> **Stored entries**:
* * * * * * * * *

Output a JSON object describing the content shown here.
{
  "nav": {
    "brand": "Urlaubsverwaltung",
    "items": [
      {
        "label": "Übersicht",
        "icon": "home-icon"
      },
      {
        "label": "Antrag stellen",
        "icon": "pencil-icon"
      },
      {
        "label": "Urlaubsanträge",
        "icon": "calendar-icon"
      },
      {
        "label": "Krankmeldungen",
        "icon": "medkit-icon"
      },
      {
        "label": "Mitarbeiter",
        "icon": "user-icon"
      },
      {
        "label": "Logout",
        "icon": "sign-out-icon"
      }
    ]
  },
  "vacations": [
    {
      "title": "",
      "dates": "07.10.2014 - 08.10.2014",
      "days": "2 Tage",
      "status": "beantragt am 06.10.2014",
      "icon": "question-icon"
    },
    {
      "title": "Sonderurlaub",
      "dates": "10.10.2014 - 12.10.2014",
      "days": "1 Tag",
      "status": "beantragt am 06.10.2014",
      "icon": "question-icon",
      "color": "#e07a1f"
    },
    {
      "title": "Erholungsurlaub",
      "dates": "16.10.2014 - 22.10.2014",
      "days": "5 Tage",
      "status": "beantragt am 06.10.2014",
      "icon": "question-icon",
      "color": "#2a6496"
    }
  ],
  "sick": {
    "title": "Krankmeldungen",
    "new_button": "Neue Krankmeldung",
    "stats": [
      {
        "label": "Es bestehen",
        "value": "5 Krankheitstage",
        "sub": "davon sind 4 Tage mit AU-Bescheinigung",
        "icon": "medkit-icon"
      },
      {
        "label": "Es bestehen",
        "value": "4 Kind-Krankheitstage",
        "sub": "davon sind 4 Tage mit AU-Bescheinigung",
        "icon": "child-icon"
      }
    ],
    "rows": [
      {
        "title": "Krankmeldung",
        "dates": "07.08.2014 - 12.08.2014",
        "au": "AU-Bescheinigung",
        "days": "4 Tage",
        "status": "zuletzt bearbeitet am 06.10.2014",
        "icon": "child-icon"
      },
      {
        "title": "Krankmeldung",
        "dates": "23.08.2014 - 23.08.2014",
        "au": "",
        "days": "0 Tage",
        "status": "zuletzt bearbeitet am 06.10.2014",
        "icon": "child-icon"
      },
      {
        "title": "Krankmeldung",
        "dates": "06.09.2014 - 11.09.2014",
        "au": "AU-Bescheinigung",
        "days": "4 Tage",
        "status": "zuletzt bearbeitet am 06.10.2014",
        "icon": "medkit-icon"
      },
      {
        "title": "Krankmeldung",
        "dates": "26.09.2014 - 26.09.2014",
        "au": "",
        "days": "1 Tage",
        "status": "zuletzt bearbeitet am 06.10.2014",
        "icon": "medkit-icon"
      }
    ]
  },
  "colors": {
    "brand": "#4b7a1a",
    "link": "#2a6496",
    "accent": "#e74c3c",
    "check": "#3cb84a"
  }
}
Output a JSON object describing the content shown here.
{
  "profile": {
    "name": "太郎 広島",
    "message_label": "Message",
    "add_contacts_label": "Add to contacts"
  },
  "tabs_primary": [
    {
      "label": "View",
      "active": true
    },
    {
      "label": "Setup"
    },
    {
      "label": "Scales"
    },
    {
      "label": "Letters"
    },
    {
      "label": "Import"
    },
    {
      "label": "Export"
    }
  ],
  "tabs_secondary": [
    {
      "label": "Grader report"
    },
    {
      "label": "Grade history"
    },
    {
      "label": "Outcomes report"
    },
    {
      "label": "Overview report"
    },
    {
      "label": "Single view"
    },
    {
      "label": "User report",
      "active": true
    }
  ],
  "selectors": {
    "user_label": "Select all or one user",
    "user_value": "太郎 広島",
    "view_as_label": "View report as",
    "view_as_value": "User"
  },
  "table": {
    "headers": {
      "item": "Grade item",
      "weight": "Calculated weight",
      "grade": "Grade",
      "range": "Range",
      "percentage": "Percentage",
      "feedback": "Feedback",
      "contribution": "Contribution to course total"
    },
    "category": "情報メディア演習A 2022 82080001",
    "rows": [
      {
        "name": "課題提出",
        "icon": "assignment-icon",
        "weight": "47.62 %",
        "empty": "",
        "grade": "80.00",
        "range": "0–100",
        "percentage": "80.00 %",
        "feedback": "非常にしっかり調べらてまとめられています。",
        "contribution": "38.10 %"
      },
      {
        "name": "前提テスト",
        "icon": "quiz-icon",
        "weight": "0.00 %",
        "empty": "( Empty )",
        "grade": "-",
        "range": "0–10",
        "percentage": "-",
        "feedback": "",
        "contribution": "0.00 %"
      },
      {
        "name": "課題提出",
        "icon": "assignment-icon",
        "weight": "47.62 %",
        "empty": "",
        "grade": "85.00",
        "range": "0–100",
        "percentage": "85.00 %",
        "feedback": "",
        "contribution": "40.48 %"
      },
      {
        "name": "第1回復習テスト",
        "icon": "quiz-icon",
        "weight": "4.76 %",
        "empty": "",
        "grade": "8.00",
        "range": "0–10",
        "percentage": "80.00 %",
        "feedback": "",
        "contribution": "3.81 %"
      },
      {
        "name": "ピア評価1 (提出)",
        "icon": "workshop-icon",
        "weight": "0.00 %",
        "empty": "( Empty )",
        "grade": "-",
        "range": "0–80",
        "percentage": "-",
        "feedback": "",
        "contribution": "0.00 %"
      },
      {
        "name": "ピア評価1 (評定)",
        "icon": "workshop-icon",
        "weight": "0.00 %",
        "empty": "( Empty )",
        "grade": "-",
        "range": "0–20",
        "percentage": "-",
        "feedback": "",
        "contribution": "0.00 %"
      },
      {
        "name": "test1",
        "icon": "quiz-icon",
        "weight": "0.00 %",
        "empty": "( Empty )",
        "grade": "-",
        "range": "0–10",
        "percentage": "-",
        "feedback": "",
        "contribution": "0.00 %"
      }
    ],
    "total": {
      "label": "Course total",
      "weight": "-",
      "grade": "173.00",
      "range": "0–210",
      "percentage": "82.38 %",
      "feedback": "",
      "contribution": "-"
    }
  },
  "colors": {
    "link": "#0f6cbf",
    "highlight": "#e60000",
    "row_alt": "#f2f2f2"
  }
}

* * * * * * * * *

> **Your instructions**: Copy every record above exactly as it appears.

> **Written response**:
Output a JSON object describing the content shown here.
{
  "nav": {
    "brand": "Urlaubsverwaltung",
    "items": [
      {
        "label": "Übersicht",
        "icon": "home-icon"
      },
      {
        "label": "Antrag stellen",
        "icon": "pencil-icon"
      },
      {
        "label": "Urlaubsanträge",
        "icon": "calendar-icon"
      },
      {
        "label": "Krankmeldungen",
        "icon": "medkit-icon"
      },
      {
        "label": "Mitarbeiter",
        "icon": "user-icon"
      },
      {
        "label": "Logout",
        "icon": "sign-out-icon"
      }
    ]
  },
  "vacations": [
    {
      "title": "",
      "dates": "07.10.2014 - 08.10.2014",
      "days": "2 Tage",
      "status": "beantragt am 06.10.2014",
      "icon": "question-icon"
    },
    {
      "title": "Sonderurlaub",
      "dates": "10.10.2014 - 12.10.2014",
      "days": "1 Tag",
      "status": "beantragt am 06.10.2014",
      "icon": "question-icon",
      "color": "#e07a1f"
    },
    {
      "title": "Erholungsurlaub",
      "dates": "16.10.2014 - 22.10.2014",
      "days": "5 Tage",
      "status": "beantragt am 06.10.2014",
      "icon": "question-icon",
      "color": "#2a6496"
    }
  ],
  "sick": {
    "title": "Krankmeldungen",
    "new_button": "Neue Krankmeldung",
    "stats": [
      {
        "label": "Es bestehen",
        "value": "5 Krankheitstage",
        "sub": "davon sind 4 Tage mit AU-Bescheinigung",
        "icon": "medkit-icon"
      },
      {
        "label": "Es bestehen",
        "value": "4 Kind-Krankheitstage",
        "sub": "davon sind 4 Tage mit AU-Bescheinigung",
        "icon": "child-icon"
      }
    ],
    "rows": [
      {
        "title": "Krankmeldung",
        "dates": "07.08.2014 - 12.08.2014",
        "au": "AU-Bescheinigung",
        "days": "4 Tage",
        "status": "zuletzt bearbeitet am 06.10.2014",
        "icon": "child-icon"
      },
      {
        "title": "Krankmeldung",
        "dates": "23.08.2014 - 23.08.2014",
        "au": "",
        "days": "0 Tage",
        "status": "zuletzt bearbeitet am 06.10.2014",
        "icon": "child-icon"
      },
      {
        "title": "Krankmeldung",
        "dates": "06.09.2014 - 11.09.2014",
        "au": "AU-Bescheinigung",
        "days": "4 Tage",
        "status": "zuletzt bearbeitet am 06.10.2014",
        "icon": "medkit-icon"
      },
      {
        "title": "Krankmeldung",
        "dates": "26.09.2014 - 26.09.2014",
        "au": "",
        "days": "1 Tage",
        "status": "zuletzt bearbeitet am 06.10.2014",
        "icon": "medkit-icon"
      }
    ]
  },
  "colors": {
    "brand": "#4b7a1a",
    "link": "#2a6496",
    "accent": "#e74c3c",
    "check": "#3cb84a"
  }
}
Output a JSON object describing the content shown here.
{
  "profile": {
    "name": "太郎 広島",
    "message_label": "Message",
    "add_contacts_label": "Add to contacts"
  },
  "tabs_primary": [
    {
      "label": "View",
      "active": true
    },
    {
      "label": "Setup"
    },
    {
      "label": "Scales"
    },
    {
      "label": "Letters"
    },
    {
      "label": "Import"
    },
    {
      "label": "Export"
    }
  ],
  "tabs_secondary": [
    {
      "label": "Grader report"
    },
    {
      "label": "Grade history"
    },
    {
      "label": "Outcomes report"
    },
    {
      "label": "Overview report"
    },
    {
      "label": "Single view"
    },
    {
      "label": "User report",
      "active": true
    }
  ],
  "selectors": {
    "user_label": "Select all or one user",
    "user_value": "太郎 広島",
    "view_as_label": "View report as",
    "view_as_value": "User"
  },
  "table": {
    "headers": {
      "item": "Grade item",
      "weight": "Calculated weight",
      "grade": "Grade",
      "range": "Range",
      "percentage": "Percentage",
      "feedback": "Feedback",
      "contribution": "Contribution to course total"
    },
    "category": "情報メディア演習A 2022 82080001",
    "rows": [
      {
        "name": "課題提出",
        "icon": "assignment-icon",
        "weight": "47.62 %",
        "empty": "",
        "grade": "80.00",
        "range": "0–100",
        "percentage": "80.00 %",
        "feedback": "非常にしっかり調べらてまとめられています。",
        "contribution": "38.10 %"
      },
      {
        "name": "前提テスト",
        "icon": "quiz-icon",
        "weight": "0.00 %",
        "empty": "( Empty )",
        "grade": "-",
        "range": "0–10",
        "percentage": "-",
        "feedback": "",
        "contribution": "0.00 %"
      },
      {
        "name": "課題提出",
        "icon": "assignment-icon",
        "weight": "47.62 %",
        "empty": "",
        "grade": "85.00",
        "range": "0–100",
        "percentage": "85.00 %",
        "feedback": "",
        "contribution": "40.48 %"
      },
      {
        "name": "第1回復習テスト",
        "icon": "quiz-icon",
        "weight": "4.76 %",
        "empty": "",
        "grade": "8.00",
        "range": "0–10",
        "percentage": "80.00 %",
        "feedback": "",
        "contribution": "3.81 %"
      },
      {
        "name": "ピア評価1 (提出)",
        "icon": "workshop-icon",
        "weight": "0.00 %",
        "empty": "( Empty )",
        "grade": "-",
        "range": "0–80",
        "percentage": "-",
        "feedback": "",
        "contribution": "0.00 %"
      },
      {
        "name": "ピア評価1 (評定)",
        "icon": "workshop-icon",
        "weight": "0.00 %",
        "empty": "( Empty )",
        "grade": "-",
        "range": "0–20",
        "percentage": "-",
        "feedback": "",
        "contribution": "0.00 %"
      },
      {
        "name": "test1",
        "icon": "quiz-icon",
        "weight": "0.00 %",
        "empty": "( Empty )",
        "grade": "-",
        "range": "0–10",
        "percentage": "-",
        "feedback": "",
        "contribution": "0.00 %"
      }
    ],
    "total": {
      "label": "Course total",
      "weight": "-",
      "grade": "173.00",
      "range": "0–210",
      "percentage": "82.38 %",
      "feedback": "",
      "contribution": "-"
    }
  },
  "colors": {
    "link": "#0f6cbf",
    "highlight": "#e60000",
    "row_alt": "#f2f2f2"
  }
}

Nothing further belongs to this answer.